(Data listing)
= = = = = = =
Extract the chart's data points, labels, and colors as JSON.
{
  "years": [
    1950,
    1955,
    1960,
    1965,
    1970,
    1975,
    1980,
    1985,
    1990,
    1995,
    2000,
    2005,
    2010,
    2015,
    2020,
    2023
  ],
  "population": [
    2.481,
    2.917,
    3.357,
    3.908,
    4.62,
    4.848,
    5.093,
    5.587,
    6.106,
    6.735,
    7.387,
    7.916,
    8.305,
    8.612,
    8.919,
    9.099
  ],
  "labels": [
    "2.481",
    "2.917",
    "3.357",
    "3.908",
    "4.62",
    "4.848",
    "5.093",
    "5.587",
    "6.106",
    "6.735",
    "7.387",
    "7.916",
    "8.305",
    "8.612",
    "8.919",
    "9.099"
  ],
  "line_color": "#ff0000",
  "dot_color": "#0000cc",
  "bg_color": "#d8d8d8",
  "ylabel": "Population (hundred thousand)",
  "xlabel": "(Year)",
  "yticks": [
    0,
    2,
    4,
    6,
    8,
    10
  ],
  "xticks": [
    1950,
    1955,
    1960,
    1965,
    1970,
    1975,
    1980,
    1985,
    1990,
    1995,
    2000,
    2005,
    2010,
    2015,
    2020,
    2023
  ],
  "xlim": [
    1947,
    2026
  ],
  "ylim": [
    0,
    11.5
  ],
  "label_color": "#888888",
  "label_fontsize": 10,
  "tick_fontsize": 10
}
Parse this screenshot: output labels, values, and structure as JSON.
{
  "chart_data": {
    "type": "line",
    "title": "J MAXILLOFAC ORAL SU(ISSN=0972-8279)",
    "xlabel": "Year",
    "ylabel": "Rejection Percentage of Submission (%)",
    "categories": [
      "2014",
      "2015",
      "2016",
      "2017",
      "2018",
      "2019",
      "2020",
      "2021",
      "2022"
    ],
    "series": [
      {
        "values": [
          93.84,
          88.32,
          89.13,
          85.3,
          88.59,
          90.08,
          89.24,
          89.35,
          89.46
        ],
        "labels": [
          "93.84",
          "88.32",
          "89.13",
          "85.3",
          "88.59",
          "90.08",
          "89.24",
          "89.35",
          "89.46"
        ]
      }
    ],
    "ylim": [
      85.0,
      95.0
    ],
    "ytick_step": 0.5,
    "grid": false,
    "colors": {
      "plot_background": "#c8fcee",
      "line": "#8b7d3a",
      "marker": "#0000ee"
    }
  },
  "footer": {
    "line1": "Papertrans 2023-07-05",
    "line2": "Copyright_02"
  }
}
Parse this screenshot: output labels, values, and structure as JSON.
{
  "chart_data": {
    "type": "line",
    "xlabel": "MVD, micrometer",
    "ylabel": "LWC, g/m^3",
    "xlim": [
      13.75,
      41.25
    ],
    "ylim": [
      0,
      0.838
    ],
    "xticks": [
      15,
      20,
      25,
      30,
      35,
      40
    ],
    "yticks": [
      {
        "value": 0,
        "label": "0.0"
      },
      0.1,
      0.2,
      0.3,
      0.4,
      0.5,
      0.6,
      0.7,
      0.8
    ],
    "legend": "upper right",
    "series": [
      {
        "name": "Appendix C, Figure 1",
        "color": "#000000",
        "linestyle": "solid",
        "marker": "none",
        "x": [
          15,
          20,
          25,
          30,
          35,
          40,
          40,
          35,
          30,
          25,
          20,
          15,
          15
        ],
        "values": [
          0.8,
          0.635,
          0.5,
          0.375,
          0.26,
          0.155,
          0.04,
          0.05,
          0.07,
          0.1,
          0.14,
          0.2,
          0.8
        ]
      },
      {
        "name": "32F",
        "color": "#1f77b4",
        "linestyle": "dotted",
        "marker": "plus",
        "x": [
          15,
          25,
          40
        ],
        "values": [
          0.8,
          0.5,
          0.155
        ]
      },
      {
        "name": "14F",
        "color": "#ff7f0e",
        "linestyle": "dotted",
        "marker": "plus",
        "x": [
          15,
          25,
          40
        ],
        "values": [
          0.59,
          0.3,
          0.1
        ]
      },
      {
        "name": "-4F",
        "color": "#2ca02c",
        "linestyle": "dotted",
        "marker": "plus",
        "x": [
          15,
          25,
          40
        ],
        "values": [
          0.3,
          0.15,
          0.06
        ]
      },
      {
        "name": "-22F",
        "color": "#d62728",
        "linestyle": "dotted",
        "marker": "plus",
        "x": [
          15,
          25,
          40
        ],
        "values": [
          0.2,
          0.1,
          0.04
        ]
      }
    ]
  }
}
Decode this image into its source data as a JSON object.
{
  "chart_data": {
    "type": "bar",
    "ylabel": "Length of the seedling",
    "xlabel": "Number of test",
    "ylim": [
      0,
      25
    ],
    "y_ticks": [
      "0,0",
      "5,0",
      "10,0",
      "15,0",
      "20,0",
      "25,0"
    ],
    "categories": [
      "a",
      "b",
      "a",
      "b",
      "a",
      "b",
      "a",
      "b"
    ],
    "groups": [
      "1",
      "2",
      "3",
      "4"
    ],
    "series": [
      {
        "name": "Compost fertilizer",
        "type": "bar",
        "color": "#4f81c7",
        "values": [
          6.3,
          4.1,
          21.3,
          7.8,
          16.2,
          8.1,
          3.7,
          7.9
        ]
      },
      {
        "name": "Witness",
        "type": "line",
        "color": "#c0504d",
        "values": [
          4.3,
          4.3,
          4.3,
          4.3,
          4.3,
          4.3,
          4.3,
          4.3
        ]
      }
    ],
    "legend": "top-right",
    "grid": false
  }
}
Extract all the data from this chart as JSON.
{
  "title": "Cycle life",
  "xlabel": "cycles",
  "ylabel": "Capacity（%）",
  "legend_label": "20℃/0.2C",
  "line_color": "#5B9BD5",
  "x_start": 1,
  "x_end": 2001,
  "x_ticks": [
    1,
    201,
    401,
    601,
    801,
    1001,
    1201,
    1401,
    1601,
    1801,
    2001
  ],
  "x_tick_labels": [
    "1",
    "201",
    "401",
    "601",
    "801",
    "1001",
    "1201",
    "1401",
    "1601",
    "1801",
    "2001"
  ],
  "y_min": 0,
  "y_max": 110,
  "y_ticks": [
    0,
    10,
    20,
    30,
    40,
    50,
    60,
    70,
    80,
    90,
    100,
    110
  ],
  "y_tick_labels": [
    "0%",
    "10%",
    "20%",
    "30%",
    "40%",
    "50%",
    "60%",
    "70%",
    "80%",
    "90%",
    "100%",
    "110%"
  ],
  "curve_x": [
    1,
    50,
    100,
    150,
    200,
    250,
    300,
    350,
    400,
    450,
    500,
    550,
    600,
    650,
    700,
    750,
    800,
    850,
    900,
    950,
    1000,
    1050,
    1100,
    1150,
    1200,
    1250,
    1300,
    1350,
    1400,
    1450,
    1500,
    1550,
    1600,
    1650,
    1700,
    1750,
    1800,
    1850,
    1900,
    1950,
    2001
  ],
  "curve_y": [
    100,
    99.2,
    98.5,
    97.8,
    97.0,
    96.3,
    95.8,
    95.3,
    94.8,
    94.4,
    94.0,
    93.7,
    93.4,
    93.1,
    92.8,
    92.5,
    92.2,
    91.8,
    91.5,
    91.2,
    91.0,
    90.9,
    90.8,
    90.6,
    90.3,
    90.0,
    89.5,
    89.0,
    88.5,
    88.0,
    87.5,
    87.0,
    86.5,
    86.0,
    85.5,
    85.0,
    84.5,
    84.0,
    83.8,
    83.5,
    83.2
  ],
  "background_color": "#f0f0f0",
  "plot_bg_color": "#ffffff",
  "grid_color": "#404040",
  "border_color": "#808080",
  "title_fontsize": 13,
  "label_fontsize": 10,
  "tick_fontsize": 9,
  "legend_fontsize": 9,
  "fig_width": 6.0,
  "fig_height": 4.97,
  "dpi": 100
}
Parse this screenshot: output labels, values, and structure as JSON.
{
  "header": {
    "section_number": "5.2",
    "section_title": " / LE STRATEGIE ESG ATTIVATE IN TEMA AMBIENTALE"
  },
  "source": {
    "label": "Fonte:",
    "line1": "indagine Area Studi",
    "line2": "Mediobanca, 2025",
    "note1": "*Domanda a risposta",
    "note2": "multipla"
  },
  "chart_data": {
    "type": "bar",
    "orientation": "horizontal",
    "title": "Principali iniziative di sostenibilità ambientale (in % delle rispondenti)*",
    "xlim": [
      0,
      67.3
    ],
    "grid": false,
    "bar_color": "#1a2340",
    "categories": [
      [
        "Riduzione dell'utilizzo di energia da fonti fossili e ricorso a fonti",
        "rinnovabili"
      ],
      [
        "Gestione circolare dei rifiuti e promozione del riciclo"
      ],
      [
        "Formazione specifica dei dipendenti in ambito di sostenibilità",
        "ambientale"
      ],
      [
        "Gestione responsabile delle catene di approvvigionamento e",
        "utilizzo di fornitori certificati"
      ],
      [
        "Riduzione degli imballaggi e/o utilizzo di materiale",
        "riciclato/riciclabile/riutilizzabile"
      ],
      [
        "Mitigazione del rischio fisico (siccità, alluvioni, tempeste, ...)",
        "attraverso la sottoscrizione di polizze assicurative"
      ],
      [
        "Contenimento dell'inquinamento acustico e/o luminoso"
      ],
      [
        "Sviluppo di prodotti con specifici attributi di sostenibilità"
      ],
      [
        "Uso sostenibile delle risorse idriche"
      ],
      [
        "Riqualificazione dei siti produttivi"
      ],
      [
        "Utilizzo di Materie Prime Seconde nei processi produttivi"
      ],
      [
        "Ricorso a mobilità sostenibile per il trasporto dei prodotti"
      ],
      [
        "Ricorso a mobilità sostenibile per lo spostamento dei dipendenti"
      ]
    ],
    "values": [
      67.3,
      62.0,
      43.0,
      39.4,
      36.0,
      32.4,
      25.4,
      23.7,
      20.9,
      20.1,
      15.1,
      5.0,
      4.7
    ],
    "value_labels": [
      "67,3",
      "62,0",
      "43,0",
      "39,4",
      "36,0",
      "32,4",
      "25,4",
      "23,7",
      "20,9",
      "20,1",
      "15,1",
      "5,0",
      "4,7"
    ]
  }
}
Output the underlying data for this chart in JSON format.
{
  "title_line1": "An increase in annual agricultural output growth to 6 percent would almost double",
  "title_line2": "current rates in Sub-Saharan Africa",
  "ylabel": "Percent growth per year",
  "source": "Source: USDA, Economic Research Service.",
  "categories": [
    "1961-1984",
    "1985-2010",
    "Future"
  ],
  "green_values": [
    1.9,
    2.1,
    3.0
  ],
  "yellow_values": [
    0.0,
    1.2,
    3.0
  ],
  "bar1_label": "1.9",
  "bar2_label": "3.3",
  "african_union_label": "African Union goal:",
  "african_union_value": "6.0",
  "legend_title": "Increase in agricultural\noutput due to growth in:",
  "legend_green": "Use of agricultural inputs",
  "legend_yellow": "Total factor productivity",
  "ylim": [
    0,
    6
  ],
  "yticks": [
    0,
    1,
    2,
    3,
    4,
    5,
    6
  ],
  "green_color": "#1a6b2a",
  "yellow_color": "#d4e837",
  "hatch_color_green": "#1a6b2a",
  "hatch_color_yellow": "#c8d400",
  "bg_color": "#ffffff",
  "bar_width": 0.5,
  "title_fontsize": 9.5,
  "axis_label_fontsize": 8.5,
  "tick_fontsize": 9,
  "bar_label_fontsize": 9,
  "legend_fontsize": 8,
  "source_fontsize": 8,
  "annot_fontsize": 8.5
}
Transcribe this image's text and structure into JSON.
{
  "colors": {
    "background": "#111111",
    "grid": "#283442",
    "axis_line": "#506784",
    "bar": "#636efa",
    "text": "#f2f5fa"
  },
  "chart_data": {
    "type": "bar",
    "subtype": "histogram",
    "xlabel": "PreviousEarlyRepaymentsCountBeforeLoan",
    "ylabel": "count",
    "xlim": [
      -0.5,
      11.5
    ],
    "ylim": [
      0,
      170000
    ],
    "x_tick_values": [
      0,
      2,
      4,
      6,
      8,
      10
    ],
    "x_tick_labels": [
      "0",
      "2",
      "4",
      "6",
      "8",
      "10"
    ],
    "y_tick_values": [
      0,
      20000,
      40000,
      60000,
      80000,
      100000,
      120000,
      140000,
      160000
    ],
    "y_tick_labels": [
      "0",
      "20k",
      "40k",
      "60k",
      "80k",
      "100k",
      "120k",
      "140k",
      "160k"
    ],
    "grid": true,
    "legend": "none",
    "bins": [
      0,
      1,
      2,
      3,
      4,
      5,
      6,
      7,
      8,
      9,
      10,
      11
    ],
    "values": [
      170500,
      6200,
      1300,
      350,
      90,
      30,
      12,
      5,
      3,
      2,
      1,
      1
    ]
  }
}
= = = = = = =
WHAT YOU WILL DO
Find the string "Extract" in the records, then copy each line where it occurs.

TASK RESPONSE
Extract the chart's data points, labels, and colors as JSON.
Extract all the data from this chart as JSON.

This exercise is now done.